Your objective: Copy all of the data below word for word.

Data listing:
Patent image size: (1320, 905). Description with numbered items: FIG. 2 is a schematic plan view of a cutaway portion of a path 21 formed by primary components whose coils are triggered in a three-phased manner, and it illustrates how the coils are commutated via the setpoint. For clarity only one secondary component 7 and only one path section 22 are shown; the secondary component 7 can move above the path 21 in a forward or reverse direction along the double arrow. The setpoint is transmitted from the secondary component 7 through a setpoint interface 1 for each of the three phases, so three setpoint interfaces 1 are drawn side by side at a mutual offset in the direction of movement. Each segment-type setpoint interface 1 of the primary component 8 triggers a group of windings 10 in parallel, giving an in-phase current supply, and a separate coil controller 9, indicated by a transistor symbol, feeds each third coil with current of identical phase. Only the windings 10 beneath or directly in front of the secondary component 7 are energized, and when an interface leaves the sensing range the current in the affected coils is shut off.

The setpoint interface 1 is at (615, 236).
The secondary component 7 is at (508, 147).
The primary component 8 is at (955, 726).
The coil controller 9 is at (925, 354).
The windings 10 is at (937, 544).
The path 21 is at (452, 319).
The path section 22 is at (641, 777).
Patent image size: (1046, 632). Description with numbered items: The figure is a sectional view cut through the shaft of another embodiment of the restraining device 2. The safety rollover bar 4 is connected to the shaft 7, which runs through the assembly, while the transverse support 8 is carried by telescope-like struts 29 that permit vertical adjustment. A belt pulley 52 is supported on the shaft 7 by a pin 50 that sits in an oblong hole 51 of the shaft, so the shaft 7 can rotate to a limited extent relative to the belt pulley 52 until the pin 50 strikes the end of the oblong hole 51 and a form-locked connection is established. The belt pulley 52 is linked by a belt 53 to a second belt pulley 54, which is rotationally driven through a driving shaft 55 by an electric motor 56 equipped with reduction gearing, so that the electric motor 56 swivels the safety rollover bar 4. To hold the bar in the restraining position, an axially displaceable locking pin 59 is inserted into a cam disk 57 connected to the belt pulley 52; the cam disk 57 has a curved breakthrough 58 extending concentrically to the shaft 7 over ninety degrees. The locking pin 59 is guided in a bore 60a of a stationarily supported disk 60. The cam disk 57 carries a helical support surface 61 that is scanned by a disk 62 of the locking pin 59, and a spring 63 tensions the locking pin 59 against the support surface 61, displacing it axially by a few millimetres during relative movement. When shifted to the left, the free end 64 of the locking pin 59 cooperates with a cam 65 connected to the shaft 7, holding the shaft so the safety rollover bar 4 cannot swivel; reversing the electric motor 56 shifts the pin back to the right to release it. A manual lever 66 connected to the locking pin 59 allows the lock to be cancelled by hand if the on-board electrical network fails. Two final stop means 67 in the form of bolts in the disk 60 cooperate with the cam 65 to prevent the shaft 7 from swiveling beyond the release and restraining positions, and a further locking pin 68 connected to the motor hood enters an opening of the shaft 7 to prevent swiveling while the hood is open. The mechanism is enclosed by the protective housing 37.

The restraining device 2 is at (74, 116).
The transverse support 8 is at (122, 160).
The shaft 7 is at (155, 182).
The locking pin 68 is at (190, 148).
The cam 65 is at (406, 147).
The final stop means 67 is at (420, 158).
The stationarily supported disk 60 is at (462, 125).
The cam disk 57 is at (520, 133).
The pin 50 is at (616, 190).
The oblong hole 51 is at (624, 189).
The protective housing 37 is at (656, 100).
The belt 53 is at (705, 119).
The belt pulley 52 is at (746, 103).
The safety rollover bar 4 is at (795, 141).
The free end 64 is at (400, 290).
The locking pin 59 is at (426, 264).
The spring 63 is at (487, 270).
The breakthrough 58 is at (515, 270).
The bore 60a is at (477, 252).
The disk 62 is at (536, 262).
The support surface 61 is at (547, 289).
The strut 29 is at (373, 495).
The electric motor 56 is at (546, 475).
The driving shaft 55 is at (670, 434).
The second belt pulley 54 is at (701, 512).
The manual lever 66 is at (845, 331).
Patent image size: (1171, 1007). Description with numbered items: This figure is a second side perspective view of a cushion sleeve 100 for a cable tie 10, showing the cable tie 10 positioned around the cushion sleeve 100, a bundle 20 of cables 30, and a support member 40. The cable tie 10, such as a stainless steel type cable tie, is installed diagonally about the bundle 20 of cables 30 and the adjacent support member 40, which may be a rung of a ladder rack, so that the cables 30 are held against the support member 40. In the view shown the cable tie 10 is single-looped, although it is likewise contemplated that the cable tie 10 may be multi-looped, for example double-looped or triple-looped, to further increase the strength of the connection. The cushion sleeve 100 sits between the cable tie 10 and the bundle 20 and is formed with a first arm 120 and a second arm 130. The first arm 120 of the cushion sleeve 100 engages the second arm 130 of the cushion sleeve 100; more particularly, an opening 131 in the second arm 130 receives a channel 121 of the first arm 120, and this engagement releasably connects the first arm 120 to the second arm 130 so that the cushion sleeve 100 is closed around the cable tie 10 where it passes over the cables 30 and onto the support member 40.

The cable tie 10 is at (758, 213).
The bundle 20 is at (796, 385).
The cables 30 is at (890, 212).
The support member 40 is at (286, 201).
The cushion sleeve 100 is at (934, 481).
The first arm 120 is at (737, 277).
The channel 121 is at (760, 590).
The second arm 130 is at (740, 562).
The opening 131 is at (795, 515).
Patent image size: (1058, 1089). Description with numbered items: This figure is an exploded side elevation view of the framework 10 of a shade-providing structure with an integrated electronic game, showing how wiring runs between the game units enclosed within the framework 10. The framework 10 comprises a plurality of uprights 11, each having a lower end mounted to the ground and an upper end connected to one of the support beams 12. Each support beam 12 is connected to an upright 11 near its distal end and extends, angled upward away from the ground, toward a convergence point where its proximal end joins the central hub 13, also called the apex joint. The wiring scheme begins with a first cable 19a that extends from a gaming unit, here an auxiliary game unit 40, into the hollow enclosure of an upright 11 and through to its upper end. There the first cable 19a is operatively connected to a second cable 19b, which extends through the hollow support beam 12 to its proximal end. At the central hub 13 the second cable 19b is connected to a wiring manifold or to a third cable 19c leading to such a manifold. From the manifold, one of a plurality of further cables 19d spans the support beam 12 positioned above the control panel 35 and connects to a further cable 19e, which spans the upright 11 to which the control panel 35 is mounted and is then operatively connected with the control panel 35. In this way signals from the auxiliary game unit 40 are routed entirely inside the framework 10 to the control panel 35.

The completed task:
Patent image size: (1320, 905). Description with numbered items: FIG. 2 is a schematic plan view of a cutaway portion of a path 21 formed by primary components whose coils are triggered in a three-phased manner, and it illustrates how the coils are commutated via the setpoint. For clarity only one secondary component 7 and only one path section 22 are shown; the secondary component 7 can move above the path 21 in a forward or reverse direction along the double arrow. The setpoint is transmitted from the secondary component 7 through a setpoint interface 1 for each of the three phases, so three setpoint interfaces 1 are drawn side by side at a mutual offset in the direction of movement. Each segment-type setpoint interface 1 of the primary component 8 triggers a group of windings 10 in parallel, giving an in-phase current supply, and a separate coil controller 9, indicated by a transistor symbol, feeds each third coil with current of identical phase. Only the windings 10 beneath or directly in front of the secondary component 7 are energized, and when an interface leaves the sensing range the current in the affected coils is shut off.

The setpoint interface 1 is at (615, 236).
The secondary component 7 is at (508, 147).
The primary component 8 is at (955, 726).
The coil controller 9 is at (925, 354).
The windings 10 is at (937, 544).
The path 21 is at (452, 319).
The path section 22 is at (641, 777).
Patent image size: (1046, 632). Description with numbered items: The figure is a sectional view cut through the shaft of another embodiment of the restraining device 2. The safety rollover bar 4 is connected to the shaft 7, which runs through the assembly, while the transverse support 8 is carried by telescope-like struts 29 that permit vertical adjustment. A belt pulley 52 is supported on the shaft 7 by a pin 50 that sits in an oblong hole 51 of the shaft, so the shaft 7 can rotate to a limited extent relative to the belt pulley 52 until the pin 50 strikes the end of the oblong hole 51 and a form-locked connection is established. The belt pulley 52 is linked by a belt 53 to a second belt pulley 54, which is rotationally driven through a driving shaft 55 by an electric motor 56 equipped with reduction gearing, so that the electric motor 56 swivels the safety rollover bar 4. To hold the bar in the restraining position, an axially displaceable locking pin 59 is inserted into a cam disk 57 connected to the belt pulley 52; the cam disk 57 has a curved breakthrough 58 extending concentrically to the shaft 7 over ninety degrees. The locking pin 59 is guided in a bore 60a of a stationarily supported disk 60. The cam disk 57 carries a helical support surface 61 that is scanned by a disk 62 of the locking pin 59, and a spring 63 tensions the locking pin 59 against the support surface 61, displacing it axially by a few millimetres during relative movement. When shifted to the left, the free end 64 of the locking pin 59 cooperates with a cam 65 connected to the shaft 7, holding the shaft so the safety rollover bar 4 cannot swivel; reversing the electric motor 56 shifts the pin back to the right to release it. A manual lever 66 connected to the locking pin 59 allows the lock to be cancelled by hand if the on-board electrical network fails. Two final stop means 67 in the form of bolts in the disk 60 cooperate with the cam 65 to prevent the shaft 7 from swiveling beyond the release and restraining positions, and a further locking pin 68 connected to the motor hood enters an opening of the shaft 7 to prevent swiveling while the hood is open. The mechanism is enclosed by the protective housing 37.

The restraining device 2 is at (74, 116).
The transverse support 8 is at (122, 160).
The shaft 7 is at (155, 182).
The locking pin 68 is at (190, 148).
The cam 65 is at (406, 147).
The final stop means 67 is at (420, 158).
The stationarily supported disk 60 is at (462, 125).
The cam disk 57 is at (520, 133).
The pin 50 is at (616, 190).
The oblong hole 51 is at (624, 189).
The protective housing 37 is at (656, 100).
The belt 53 is at (705, 119).
The belt pulley 52 is at (746, 103).
The safety rollover bar 4 is at (795, 141).
The free end 64 is at (400, 290).
The locking pin 59 is at (426, 264).
The spring 63 is at (487, 270).
The breakthrough 58 is at (515, 270).
The bore 60a is at (477, 252).
The disk 62 is at (536, 262).
The support surface 61 is at (547, 289).
The strut 29 is at (373, 495).
The electric motor 56 is at (546, 475).
The driving shaft 55 is at (670, 434).
The second belt pulley 54 is at (701, 512).
The manual lever 66 is at (845, 331).
Patent image size: (1171, 1007). Description with numbered items: This figure is a second side perspective view of a cushion sleeve 100 for a cable tie 10, showing the cable tie 10 positioned around the cushion sleeve 100, a bundle 20 of cables 30, and a support member 40. The cable tie 10, such as a stainless steel type cable tie, is installed diagonally about the bundle 20 of cables 30 and the adjacent support member 40, which may be a rung of a ladder rack, so that the cables 30 are held against the support member 40. In the view shown the cable tie 10 is single-looped, although it is likewise contemplated that the cable tie 10 may be multi-looped, for example double-looped or triple-looped, to further increase the strength of the connection. The cushion sleeve 100 sits between the cable tie 10 and the bundle 20 and is formed with a first arm 120 and a second arm 130. The first arm 120 of the cushion sleeve 100 engages the second arm 130 of the cushion sleeve 100; more particularly, an opening 131 in the second arm 130 receives a channel 121 of the first arm 120, and this engagement releasably connects the first arm 120 to the second arm 130 so that the cushion sleeve 100 is closed around the cable tie 10 where it passes over the cables 30 and onto the support member 40.

The cable tie 10 is at (758, 213).
The bundle 20 is at (796, 385).
The cables 30 is at (890, 212).
The support member 40 is at (286, 201).
The cushion sleeve 100 is at (934, 481).
The first arm 120 is at (737, 277).
The channel 121 is at (760, 590).
The second arm 130 is at (740, 562).
The opening 131 is at (795, 515).
Patent image size: (1058, 1089). Description with numbered items: This figure is an exploded side elevation view of the framework 10 of a shade-providing structure with an integrated electronic game, showing how wiring runs between the game units enclosed within the framework 10. The framework 10 comprises a plurality of uprights 11, each having a lower end mounted to the ground and an upper end connected to one of the support beams 12. Each support beam 12 is connected to an upright 11 near its distal end and extends, angled upward away from the ground, toward a convergence point where its proximal end joins the central hub 13, also called the apex joint. The wiring scheme begins with a first cable 19a that extends from a gaming unit, here an auxiliary game unit 40, into the hollow enclosure of an upright 11 and through to its upper end. There the first cable 19a is operatively connected to a second cable 19b, which extends through the hollow support beam 12 to its proximal end. At the central hub 13 the second cable 19b is connected to a wiring manifold or to a third cable 19c leading to such a manifold. From the manifold, one of a plurality of further cables 19d spans the support beam 12 positioned above the control panel 35 and connects to a further cable 19e, which spans the upright 11 to which the control panel 35 is mounted and is then operatively connected with the control panel 35. In this way signals from the auxiliary game unit 40 are routed entirely inside the framework 10 to the control panel 35.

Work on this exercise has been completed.